• Instruction:
Without the pictures, write out all the lines below exactly as they appear.

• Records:
◆ ◆ ◆ ◆ ◆
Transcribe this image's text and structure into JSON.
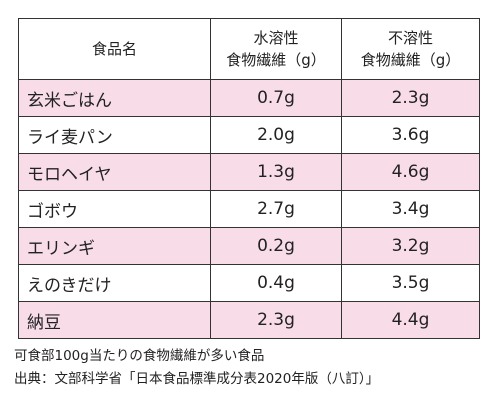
{
  "table": {
    "header": [
      [
        "食品名"
      ],
      [
        "水溶性",
        "食物繊維（g）"
      ],
      [
        "不溶性",
        "食物繊維（g）"
      ]
    ],
    "rows": [
      [
        "玄米ごはん",
        "0.7g",
        "2.3g"
      ],
      [
        "ライ麦パン",
        "2.0g",
        "3.6g"
      ],
      [
        "モロヘイヤ",
        "1.3g",
        "4.6g"
      ],
      [
        "ゴボウ",
        "2.7g",
        "3.4g"
      ],
      [
        "エリンギ",
        "0.2g",
        "3.2g"
      ],
      [
        "えのきだけ",
        "0.4g",
        "3.5g"
      ],
      [
        "納豆",
        "2.3g",
        "4.4g"
      ]
    ]
  },
  "notes": [
    "可食部100g当たりの食物繊維が多い食品",
    "出典：文部科学省「日本食品標準成分表2020年版（八訂）」"
  ]
}
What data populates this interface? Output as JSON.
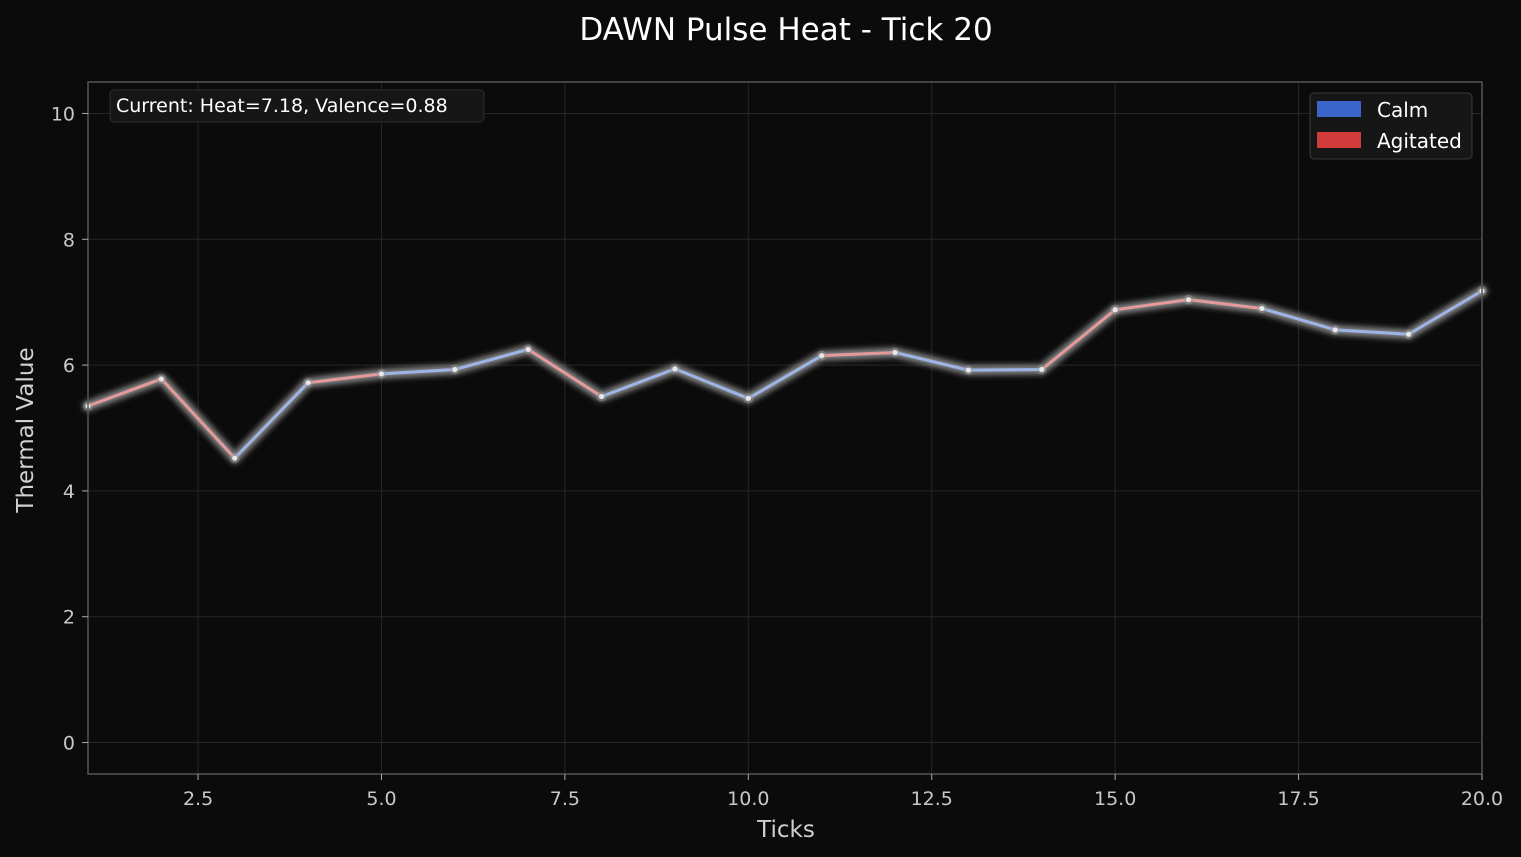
◆ ◆ ◆ ◆ ◆
• Response:
Transcribe this image's text and structure into JSON.
{
  "table": {
    "header": [
      [
        "食品名"
      ],
      [
        "水溶性",
        "食物繊維（g）"
      ],
      [
        "不溶性",
        "食物繊維（g）"
      ]
    ],
    "rows": [
      [
        "玄米ごはん",
        "0.7g",
        "2.3g"
      ],
      [
        "ライ麦パン",
        "2.0g",
        "3.6g"
      ],
      [
        "モロヘイヤ",
        "1.3g",
        "4.6g"
      ],
      [
        "ゴボウ",
        "2.7g",
        "3.4g"
      ],
      [
        "エリンギ",
        "0.2g",
        "3.2g"
      ],
      [
        "えのきだけ",
        "0.4g",
        "3.5g"
      ],
      [
        "納豆",
        "2.3g",
        "4.4g"
      ]
    ]
  },
  "notes": [
    "可食部100g当たりの食物繊維が多い食品",
    "出典：文部科学省「日本食品標準成分表2020年版（八訂）」"
  ]
}
What data populates this interface? Output as JSON.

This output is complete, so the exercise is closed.